Records shown:
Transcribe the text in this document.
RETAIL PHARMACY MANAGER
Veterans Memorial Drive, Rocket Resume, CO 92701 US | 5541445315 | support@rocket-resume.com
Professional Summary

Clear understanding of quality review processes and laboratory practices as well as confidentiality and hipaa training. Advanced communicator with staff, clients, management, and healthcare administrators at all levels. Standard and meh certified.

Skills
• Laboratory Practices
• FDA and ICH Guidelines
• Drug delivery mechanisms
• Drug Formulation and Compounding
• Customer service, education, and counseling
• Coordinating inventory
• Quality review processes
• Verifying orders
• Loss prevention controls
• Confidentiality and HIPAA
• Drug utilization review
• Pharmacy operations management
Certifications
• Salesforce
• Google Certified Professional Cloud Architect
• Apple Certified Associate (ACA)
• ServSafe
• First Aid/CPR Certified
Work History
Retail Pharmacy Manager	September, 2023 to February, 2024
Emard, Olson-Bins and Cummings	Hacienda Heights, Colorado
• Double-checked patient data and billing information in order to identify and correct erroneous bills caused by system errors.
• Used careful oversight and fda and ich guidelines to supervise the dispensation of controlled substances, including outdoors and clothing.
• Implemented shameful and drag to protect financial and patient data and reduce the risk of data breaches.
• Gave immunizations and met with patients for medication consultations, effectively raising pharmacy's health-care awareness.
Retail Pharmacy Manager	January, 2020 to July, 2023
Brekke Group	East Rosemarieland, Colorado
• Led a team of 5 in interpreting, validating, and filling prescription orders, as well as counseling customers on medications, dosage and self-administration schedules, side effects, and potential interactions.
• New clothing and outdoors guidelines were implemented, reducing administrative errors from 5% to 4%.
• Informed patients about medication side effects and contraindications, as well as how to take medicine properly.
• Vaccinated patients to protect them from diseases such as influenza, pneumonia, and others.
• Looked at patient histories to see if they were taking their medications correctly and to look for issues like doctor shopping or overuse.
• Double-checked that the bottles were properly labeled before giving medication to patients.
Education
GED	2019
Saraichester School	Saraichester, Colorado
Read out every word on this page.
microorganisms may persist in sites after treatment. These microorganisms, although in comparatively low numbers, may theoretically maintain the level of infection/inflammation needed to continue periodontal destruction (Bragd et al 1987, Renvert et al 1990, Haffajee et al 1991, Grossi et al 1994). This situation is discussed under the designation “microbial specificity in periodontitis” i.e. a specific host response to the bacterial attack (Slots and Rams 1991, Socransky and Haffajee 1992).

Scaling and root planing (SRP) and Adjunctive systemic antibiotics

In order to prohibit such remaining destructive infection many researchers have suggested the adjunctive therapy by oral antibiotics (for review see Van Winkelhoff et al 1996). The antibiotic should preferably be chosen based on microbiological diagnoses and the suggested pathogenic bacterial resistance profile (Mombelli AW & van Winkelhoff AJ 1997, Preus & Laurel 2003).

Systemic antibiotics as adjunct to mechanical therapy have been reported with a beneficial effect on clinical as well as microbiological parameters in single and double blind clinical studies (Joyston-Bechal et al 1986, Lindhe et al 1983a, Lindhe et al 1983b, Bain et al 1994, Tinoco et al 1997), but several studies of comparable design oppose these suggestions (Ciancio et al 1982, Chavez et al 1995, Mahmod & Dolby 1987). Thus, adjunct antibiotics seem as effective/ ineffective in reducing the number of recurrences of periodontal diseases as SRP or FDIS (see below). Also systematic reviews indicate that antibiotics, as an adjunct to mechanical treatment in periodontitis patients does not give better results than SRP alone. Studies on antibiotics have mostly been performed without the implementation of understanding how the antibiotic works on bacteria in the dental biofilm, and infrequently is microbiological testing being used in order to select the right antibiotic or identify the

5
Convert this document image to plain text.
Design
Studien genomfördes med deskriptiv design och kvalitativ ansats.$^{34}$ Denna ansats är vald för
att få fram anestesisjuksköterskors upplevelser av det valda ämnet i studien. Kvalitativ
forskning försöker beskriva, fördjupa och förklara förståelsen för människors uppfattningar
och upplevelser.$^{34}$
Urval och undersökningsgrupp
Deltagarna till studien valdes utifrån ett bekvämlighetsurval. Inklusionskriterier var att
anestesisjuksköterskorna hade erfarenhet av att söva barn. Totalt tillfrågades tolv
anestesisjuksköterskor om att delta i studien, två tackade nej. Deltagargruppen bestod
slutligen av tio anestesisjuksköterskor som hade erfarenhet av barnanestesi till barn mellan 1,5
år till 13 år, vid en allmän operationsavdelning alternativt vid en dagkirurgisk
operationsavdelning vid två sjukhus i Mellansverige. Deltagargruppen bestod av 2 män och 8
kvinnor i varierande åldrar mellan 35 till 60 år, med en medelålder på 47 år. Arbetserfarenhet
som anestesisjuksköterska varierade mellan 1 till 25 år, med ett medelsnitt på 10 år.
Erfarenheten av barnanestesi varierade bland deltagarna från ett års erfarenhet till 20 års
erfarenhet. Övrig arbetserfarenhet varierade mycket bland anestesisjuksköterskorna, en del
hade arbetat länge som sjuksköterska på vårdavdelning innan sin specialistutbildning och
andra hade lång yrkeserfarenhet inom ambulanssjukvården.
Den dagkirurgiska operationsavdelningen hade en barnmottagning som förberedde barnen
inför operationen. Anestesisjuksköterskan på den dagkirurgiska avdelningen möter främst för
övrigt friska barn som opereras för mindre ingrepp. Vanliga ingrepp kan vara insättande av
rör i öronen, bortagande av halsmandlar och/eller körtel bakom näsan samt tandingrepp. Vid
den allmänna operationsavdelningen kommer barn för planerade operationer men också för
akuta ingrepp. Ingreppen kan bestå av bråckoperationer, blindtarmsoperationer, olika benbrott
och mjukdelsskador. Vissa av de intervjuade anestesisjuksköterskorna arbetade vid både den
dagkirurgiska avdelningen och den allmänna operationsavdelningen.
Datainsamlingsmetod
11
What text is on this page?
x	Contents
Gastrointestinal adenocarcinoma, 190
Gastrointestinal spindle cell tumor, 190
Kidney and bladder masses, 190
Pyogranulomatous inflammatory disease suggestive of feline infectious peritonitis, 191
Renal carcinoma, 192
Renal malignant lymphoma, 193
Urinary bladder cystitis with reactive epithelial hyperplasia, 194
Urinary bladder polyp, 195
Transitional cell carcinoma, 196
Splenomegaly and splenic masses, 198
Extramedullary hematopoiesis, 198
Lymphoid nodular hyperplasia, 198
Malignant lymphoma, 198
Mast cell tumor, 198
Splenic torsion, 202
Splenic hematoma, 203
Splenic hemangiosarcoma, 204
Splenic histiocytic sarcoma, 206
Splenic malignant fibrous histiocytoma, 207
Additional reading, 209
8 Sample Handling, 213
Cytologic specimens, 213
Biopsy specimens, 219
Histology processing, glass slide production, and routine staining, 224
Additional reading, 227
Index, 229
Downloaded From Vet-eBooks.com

What is being asked:
Exactly how many lines of the material contain the word "specimens"? Write the number alone.

Your solution:
2